Work to be completed
Look through the material below. Copy every line with the string "悦语清言" in it.

(Data entries)
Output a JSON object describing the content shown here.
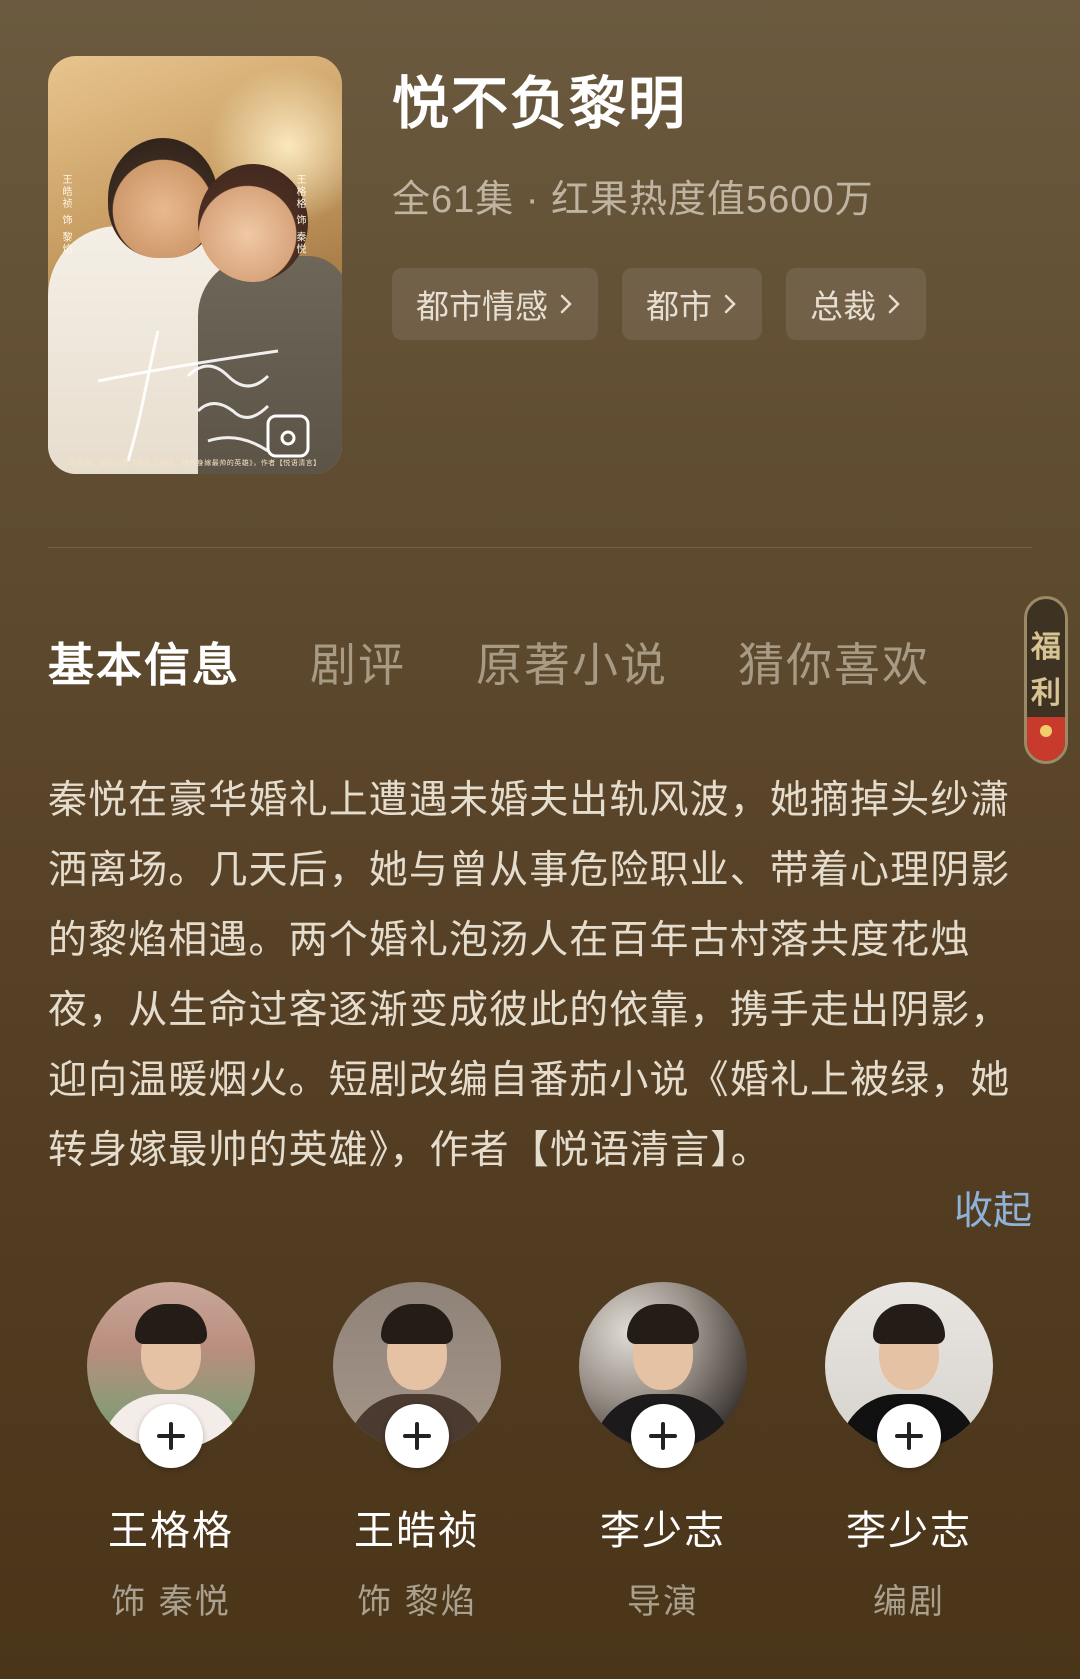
{
  "show": {
    "title": "悦不负黎明",
    "meta": "全61集 · 红果热度值5600万",
    "tags": [
      "都市情感",
      "都市",
      "总裁"
    ]
  },
  "poster": {
    "logo_text": "悦不负黎明",
    "left_credit": "王皓祯 饰 黎焰",
    "right_credit": "王格格 饰 秦悦",
    "caption": "改编自：番茄小说《婚礼上被绿，她转身嫁最帅的英雄》，作者【悦语清言】"
  },
  "tabs": [
    "基本信息",
    "剧评",
    "原著小说",
    "猜你喜欢"
  ],
  "active_tab": "基本信息",
  "welfare": {
    "label": "福利"
  },
  "description": "秦悦在豪华婚礼上遭遇未婚夫出轨风波，她摘掉头纱潇洒离场。几天后，她与曾从事危险职业、带着心理阴影的黎焰相遇。两个婚礼泡汤人在百年古村落共度花烛夜，从生命过客逐渐变成彼此的依靠，携手走出阴影，迎向温暖烟火。短剧改编自番茄小说《婚礼上被绿，她转身嫁最帅的英雄》，作者【悦语清言】。",
  "collapse_label": "收起",
  "cast": [
    {
      "name": "王格格",
      "role": "饰 秦悦"
    },
    {
      "name": "王皓祯",
      "role": "饰 黎焰"
    },
    {
      "name": "李少志",
      "role": "导演"
    },
    {
      "name": "李少志",
      "role": "编剧"
    }
  ],
  "colors": {
    "link": "#8fb2d9",
    "background": "#5f4c30",
    "welfare_accent": "#c83a2b"
  }
}
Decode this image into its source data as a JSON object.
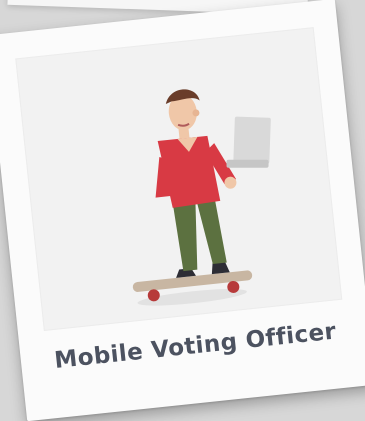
{
  "card": {
    "caption": "Mobile Voting Officer"
  },
  "illustration": {
    "icon_name": "person-on-skateboard-with-laptop-illustration",
    "colors": {
      "shirt": "#d83a44",
      "pants": "#5c7140",
      "hair": "#6a3d2a",
      "skin": "#f0c7a8",
      "laptop": "#d9d9d9",
      "skateboard_deck": "#c8b6a2",
      "wheels": "#b73a3a"
    }
  }
}
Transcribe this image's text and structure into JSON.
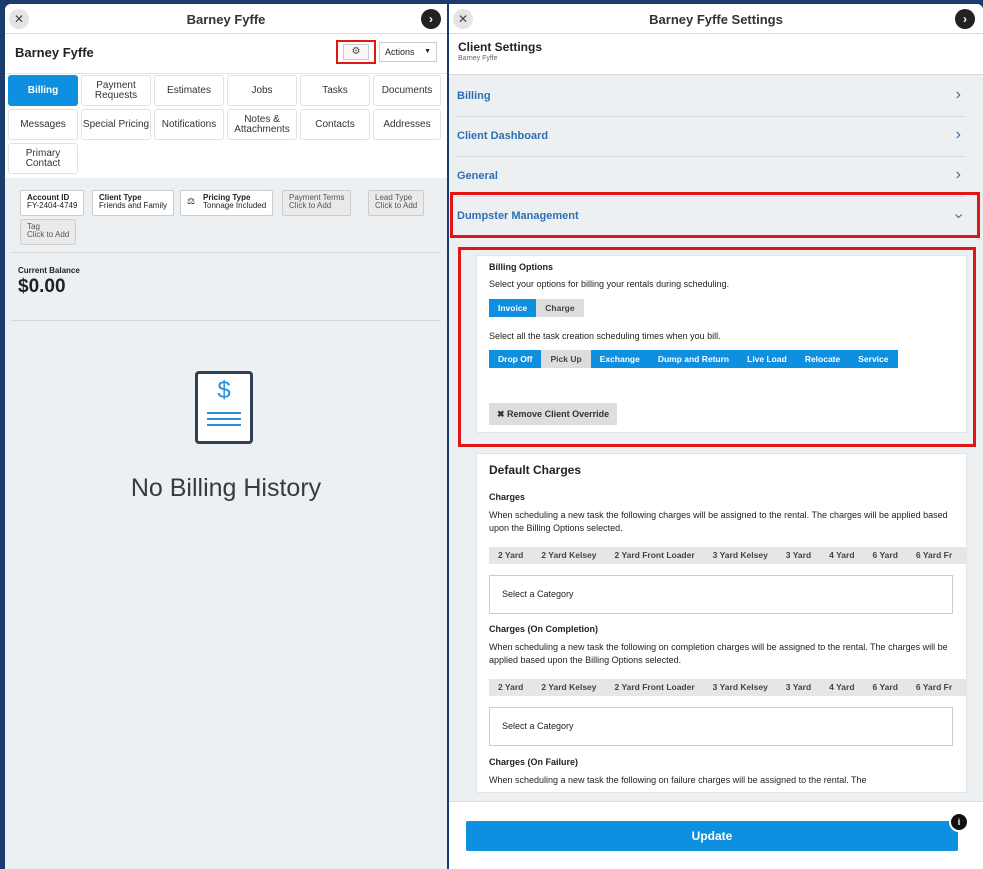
{
  "left": {
    "title": "Barney Fyffe",
    "header_name": "Barney Fyffe",
    "actions_label": "Actions",
    "tabs": [
      "Billing",
      "Payment Requests",
      "Estimates",
      "Jobs",
      "Tasks",
      "Documents",
      "Messages",
      "Special Pricing",
      "Notifications",
      "Notes & Attachments",
      "Contacts",
      "Addresses",
      "Primary Contact"
    ],
    "chips": [
      {
        "label": "Account ID",
        "value": "FY-2404-4749"
      },
      {
        "label": "Client Type",
        "value": "Friends and Family"
      },
      {
        "label": "Pricing Type",
        "value": "Tonnage Included"
      },
      {
        "label": "Payment Terms",
        "value": "Click to Add"
      },
      {
        "label": "Lead Type",
        "value": "Click to Add"
      },
      {
        "label": "Tag",
        "value": "Click to Add"
      }
    ],
    "balance_label": "Current Balance",
    "balance_value": "$0.00",
    "empty_text": "No Billing History"
  },
  "right": {
    "title": "Barney Fyffe Settings",
    "header_title": "Client Settings",
    "header_sub": "Barney Fyffe",
    "sections": [
      "Billing",
      "Client Dashboard",
      "General",
      "Dumpster Management"
    ],
    "billing_options": {
      "heading": "Billing Options",
      "desc": "Select your options for billing your rentals during scheduling.",
      "modes": [
        "Invoice",
        "Charge"
      ],
      "times_desc": "Select all the task creation scheduling times when you bill.",
      "times": [
        "Drop Off",
        "Pick Up",
        "Exchange",
        "Dump and Return",
        "Live Load",
        "Relocate",
        "Service"
      ],
      "remove_label": "Remove Client Override"
    },
    "default_charges": {
      "heading": "Default Charges",
      "charges_h": "Charges",
      "charges_desc": "When scheduling a new task the following charges will be assigned to the rental. The charges will be applied based upon the Billing Options selected.",
      "completion_h": "Charges (On Completion)",
      "completion_desc": "When scheduling a new task the following on completion charges will be assigned to the rental. The charges will be applied based upon the Billing Options selected.",
      "failure_h": "Charges (On Failure)",
      "failure_desc": "When scheduling a new task the following on failure charges will be assigned to the rental. The",
      "sizes": [
        "2 Yard",
        "2 Yard Kelsey",
        "2 Yard Front Loader",
        "3 Yard Kelsey",
        "3 Yard",
        "4 Yard",
        "6 Yard",
        "6 Yard Fr"
      ],
      "select_placeholder": "Select a Category"
    },
    "update_label": "Update"
  },
  "icons": {
    "close": "close-icon",
    "forward": "chevron-right-icon",
    "gear": "gear-icon",
    "info": "info-icon",
    "doc": "billing-document-icon"
  },
  "colors": {
    "accent": "#0e8fe0",
    "link": "#2d6fb2",
    "highlight": "#e01616",
    "background": "#1a3d6e"
  }
}
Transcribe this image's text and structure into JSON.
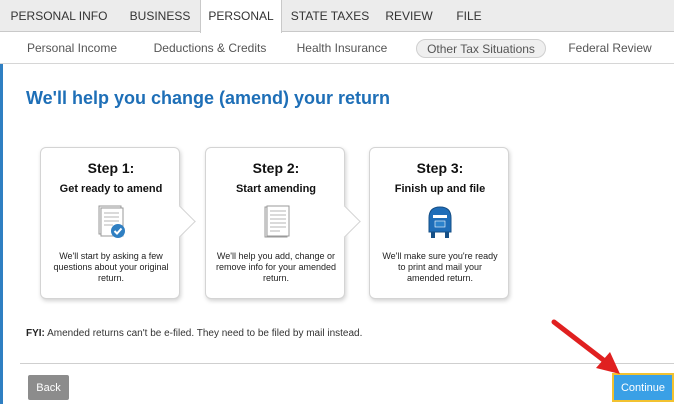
{
  "top_tabs": [
    "PERSONAL INFO",
    "BUSINESS",
    "PERSONAL",
    "STATE TAXES",
    "REVIEW",
    "FILE"
  ],
  "sub_nav": [
    "Personal Income",
    "Deductions & Credits",
    "Health Insurance",
    "Other Tax Situations",
    "Federal Review"
  ],
  "page_title": "We'll help you change (amend) your return",
  "steps": [
    {
      "label": "Step 1:",
      "title": "Get ready to amend",
      "description": "We'll start by asking a few questions about your original return.",
      "icon": "document-check-icon"
    },
    {
      "label": "Step 2:",
      "title": "Start amending",
      "description": "We'll help you add, change or remove info for your amended return.",
      "icon": "document-icon"
    },
    {
      "label": "Step 3:",
      "title": "Finish up and file",
      "description": "We'll make sure you're ready to print and mail your amended return.",
      "icon": "mailbox-icon"
    }
  ],
  "fyi": {
    "label": "FYI:",
    "text": "Amended returns can't be e-filed. They need to be filed by mail instead."
  },
  "buttons": {
    "back": "Back",
    "continue": "Continue"
  },
  "colors": {
    "accent": "#1e6fb7",
    "continue_bg": "#3aa0e6",
    "continue_border": "#f2c230",
    "annotation_arrow": "#e02020"
  }
}
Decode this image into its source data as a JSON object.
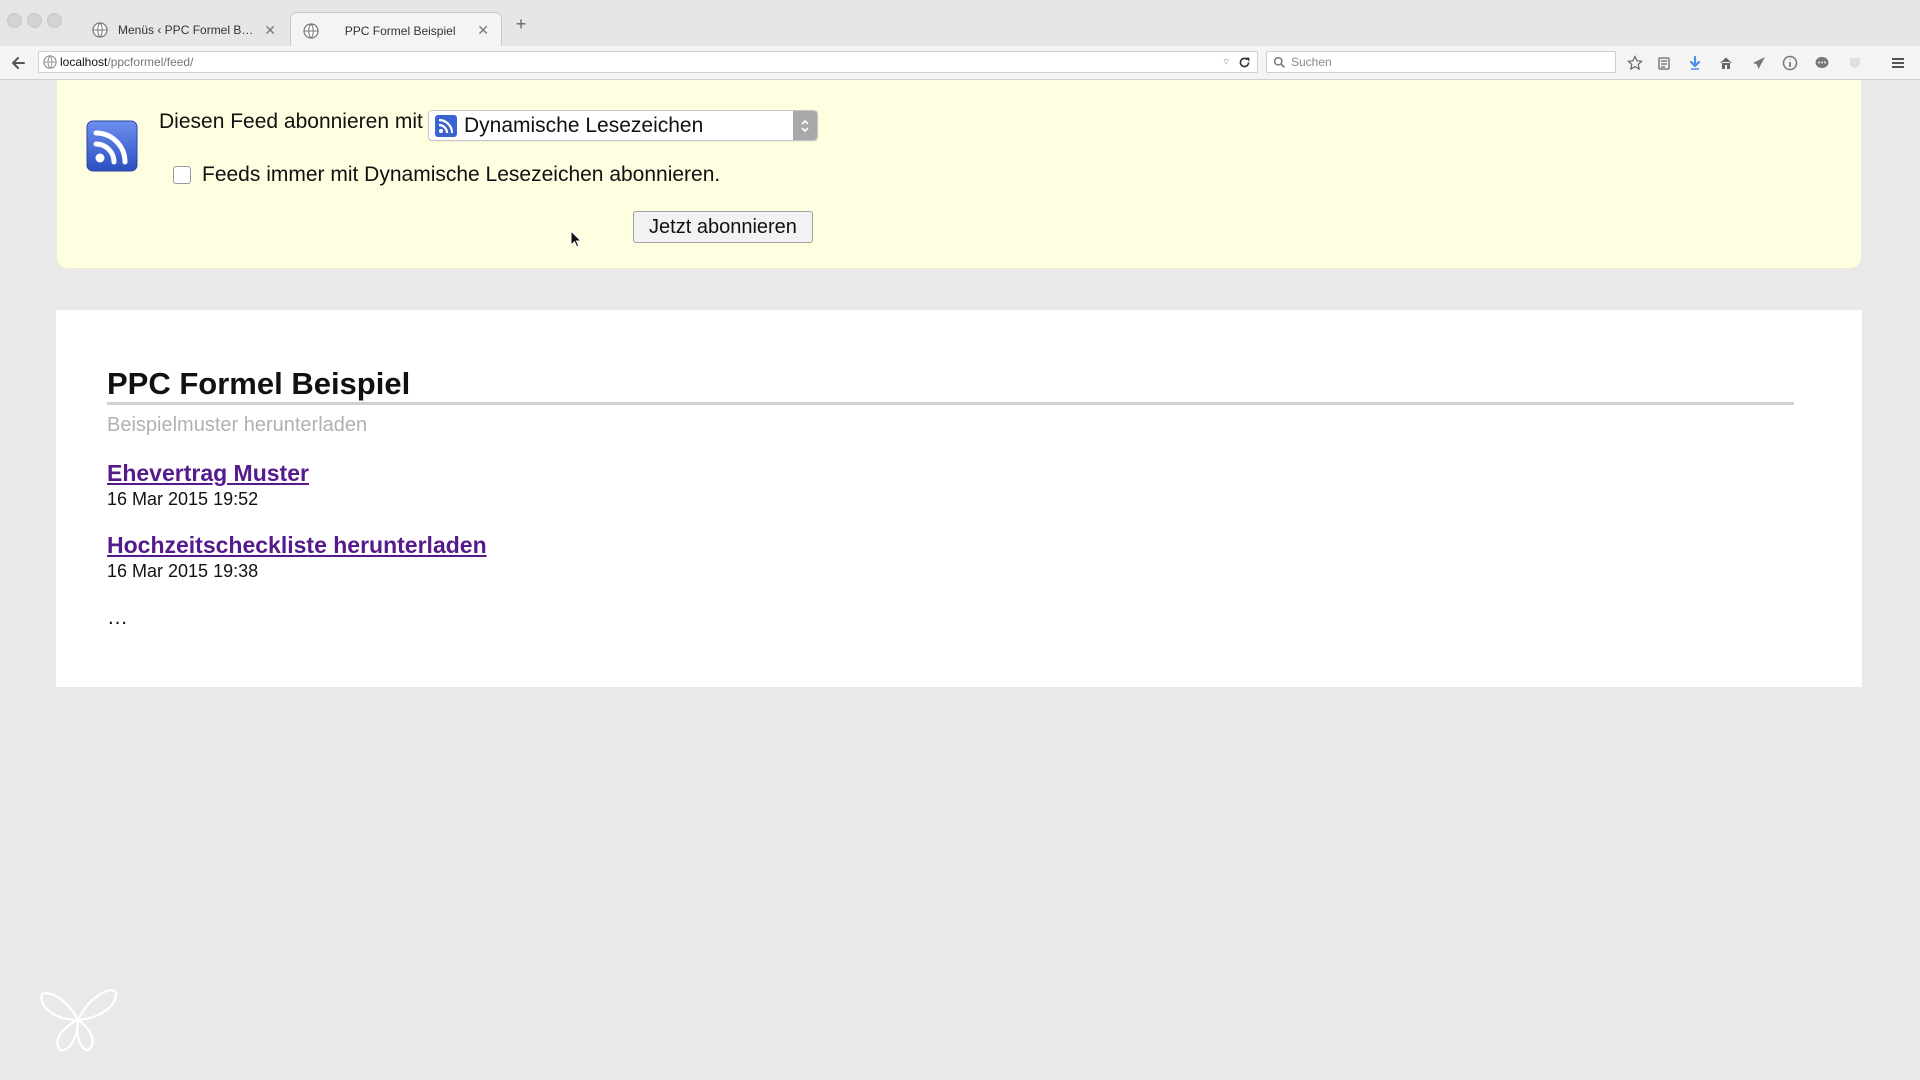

Output of the task
    "caption": "改编自：番茄小说《婚礼上被绿，她转身嫁最帅的英雄》，作者【悦语清言】"
  "description": "秦悦在豪华婚礼上遭遇未婚夫出轨风波，她摘掉头纱潇洒离场。几天后，她与曾从事危险职业、带着心理阴影的黎焰相遇。两个婚礼泡汤人在百年古村落共度花烛夜，从生命过客逐渐变成彼此的依靠，携手走出阴影，迎向温暖烟火。短剧改编自番茄小说《婚礼上被绿，她转身嫁最帅的英雄》，作者【悦语清言】。",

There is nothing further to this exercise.